__Text extract__.
— start —
- Developer: Westwood Studios
- Series: Command & Conquer
- Platform: Microsoft Windows
- Release: 8 December 1997
- Genre: Real-time strategy
- Mode: Multiplayer

= Command & Conquer: Sole Survivor =

1997 video game

Command & Conquer: Sole Survivor was a 1997 video game developed and published by Westwood Studios for Microsoft Windows. It was a spin-off title with multiplayer capabilities based on the 1995 game Command & Conquer. Sole Survivor received mixed reviews upon release.

==Gameplay==

Screenshot

Sole Survivor was played online-only in multiplayer with up to 50 players. Matches featured different gameplay modes, including a deathmatch where players were required to remain the last man standing or to have acquired the most points at the end of the time limit, and a capture the flag mode. Each player controlled one unit across several types including minigunners, recon bikes, and tanks. Players controlled the game using point and click controls to navigate across the terrain, attack enemies, and collect power-ups contained in crates across the map.
— end —
(Element boundary records)
— start —
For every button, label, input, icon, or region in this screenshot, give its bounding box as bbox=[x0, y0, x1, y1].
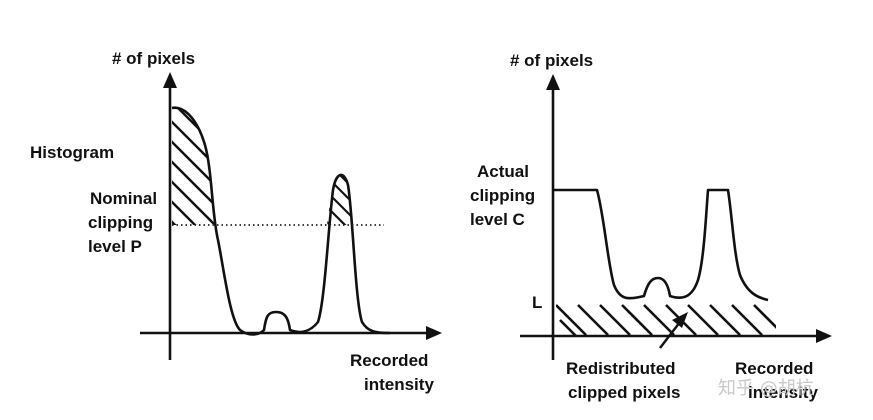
clipped-histogram-curve bbox=[553, 188, 769, 302]
left-y-axis-arrow bbox=[163, 72, 177, 88]
actual-label-line1: Actual bbox=[477, 162, 529, 181]
right-y-axis-label: # of pixels bbox=[510, 51, 593, 70]
right-x-axis-label-line1: Recorded bbox=[735, 359, 813, 378]
left-x-axis-label-line2: intensity bbox=[364, 375, 434, 394]
right-y-axis-arrow bbox=[546, 74, 560, 90]
left-y-axis-label: # of pixels bbox=[112, 49, 195, 68]
nominal-label-line3: level P bbox=[88, 237, 142, 256]
redistributed-label-line2: clipped pixels bbox=[568, 383, 680, 402]
watermark-text: 知乎 @胡杭 bbox=[718, 378, 814, 399]
nominal-label-line1: Nominal bbox=[90, 189, 157, 208]
left-x-axis-label-line1: Recorded bbox=[350, 351, 428, 370]
right-x-axis-label-line2: intensity bbox=[748, 383, 818, 402]
nominal-label-line2: clipping bbox=[88, 213, 153, 232]
redistributed-label-line1: Redistributed bbox=[566, 359, 676, 378]
actual-label-line3: level C bbox=[470, 210, 525, 229]
right-histogram-panel: # of pixels Actual clipping level C L Re… bbox=[470, 51, 832, 402]
redistributed-pointer-head bbox=[672, 312, 688, 328]
redistributed-pointer-line bbox=[659, 321, 681, 349]
left-peak-hatching bbox=[172, 107, 216, 225]
right-x-axis-arrow bbox=[816, 329, 832, 343]
left-histogram-curve bbox=[171, 106, 391, 336]
l-level-label: L bbox=[532, 293, 542, 312]
histogram-label: Histogram bbox=[30, 143, 114, 162]
actual-label-line2: clipping bbox=[470, 186, 535, 205]
redistributed-band-hatching bbox=[556, 304, 776, 336]
left-x-axis-arrow bbox=[426, 326, 442, 340]
right-peak-hatching bbox=[327, 174, 352, 225]
left-histogram-panel: # of pixels Histogram Nominal clipping l… bbox=[30, 49, 442, 394]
— end —
__Problems and tasks__.
1) Quote the part of the Sole Survivor article that starts with the words "Sole Survivor was played" and ends with "across the map.".
2) Gather every row containing the string "hatching" and copy each one in full.

__Completed exercise__.
1)
Sole Survivor was played online-only in multiplayer with up to 50 players. Matches featured different gameplay modes, including a deathmatch where players were required to remain the last man standing or to have acquired the most points at the end of the time limit, and a capture the flag mode. Each player controlled one unit across several types including minigunners, recon bikes, and tanks. Players controlled the game using point and click controls to navigate across the terrain, attack enemies, and collect power-ups contained in crates across the map.

2)
left-peak-hatching bbox=[172, 107, 216, 225]
redistributed-band-hatching bbox=[556, 304, 776, 336]
right-peak-hatching bbox=[327, 174, 352, 225]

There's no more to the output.